-- start Material provided --

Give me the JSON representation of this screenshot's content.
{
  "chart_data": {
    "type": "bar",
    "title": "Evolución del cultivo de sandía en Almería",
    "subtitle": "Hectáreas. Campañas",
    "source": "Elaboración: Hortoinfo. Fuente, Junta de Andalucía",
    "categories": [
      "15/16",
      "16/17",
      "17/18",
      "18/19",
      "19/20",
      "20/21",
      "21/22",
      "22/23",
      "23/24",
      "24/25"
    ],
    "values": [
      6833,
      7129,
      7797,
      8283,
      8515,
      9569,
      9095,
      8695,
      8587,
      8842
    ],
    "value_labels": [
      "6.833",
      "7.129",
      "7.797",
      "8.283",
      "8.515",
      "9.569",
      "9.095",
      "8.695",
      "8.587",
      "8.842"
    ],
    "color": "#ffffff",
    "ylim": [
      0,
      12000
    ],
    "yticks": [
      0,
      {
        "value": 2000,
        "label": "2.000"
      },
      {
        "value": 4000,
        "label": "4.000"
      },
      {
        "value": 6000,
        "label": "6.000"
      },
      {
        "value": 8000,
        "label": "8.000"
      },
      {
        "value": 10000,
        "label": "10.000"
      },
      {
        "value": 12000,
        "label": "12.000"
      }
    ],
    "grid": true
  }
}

-- end Material provided --

**Task goal**:
Every entry must be retyped in full, exactly as given.

**Result of this task**:
Give me the JSON representation of this screenshot's content.
{
  "chart_data": {
    "type": "bar",
    "title": "Evolución del cultivo de sandía en Almería",
    "subtitle": "Hectáreas. Campañas",
    "source": "Elaboración: Hortoinfo. Fuente, Junta de Andalucía",
    "categories": [
      "15/16",
      "16/17",
      "17/18",
      "18/19",
      "19/20",
      "20/21",
      "21/22",
      "22/23",
      "23/24",
      "24/25"
    ],
    "values": [
      6833,
      7129,
      7797,
      8283,
      8515,
      9569,
      9095,
      8695,
      8587,
      8842
    ],
    "value_labels": [
      "6.833",
      "7.129",
      "7.797",
      "8.283",
      "8.515",
      "9.569",
      "9.095",
      "8.695",
      "8.587",
      "8.842"
    ],
    "color": "#ffffff",
    "ylim": [
      0,
      12000
    ],
    "yticks": [
      0,
      {
        "value": 2000,
        "label": "2.000"
      },
      {
        "value": 4000,
        "label": "4.000"
      },
      {
        "value": 6000,
        "label": "6.000"
      },
      {
        "value": 8000,
        "label": "8.000"
      },
      {
        "value": 10000,
        "label": "10.000"
      },
      {
        "value": 12000,
        "label": "12.000"
      }
    ],
    "grid": true
  }
}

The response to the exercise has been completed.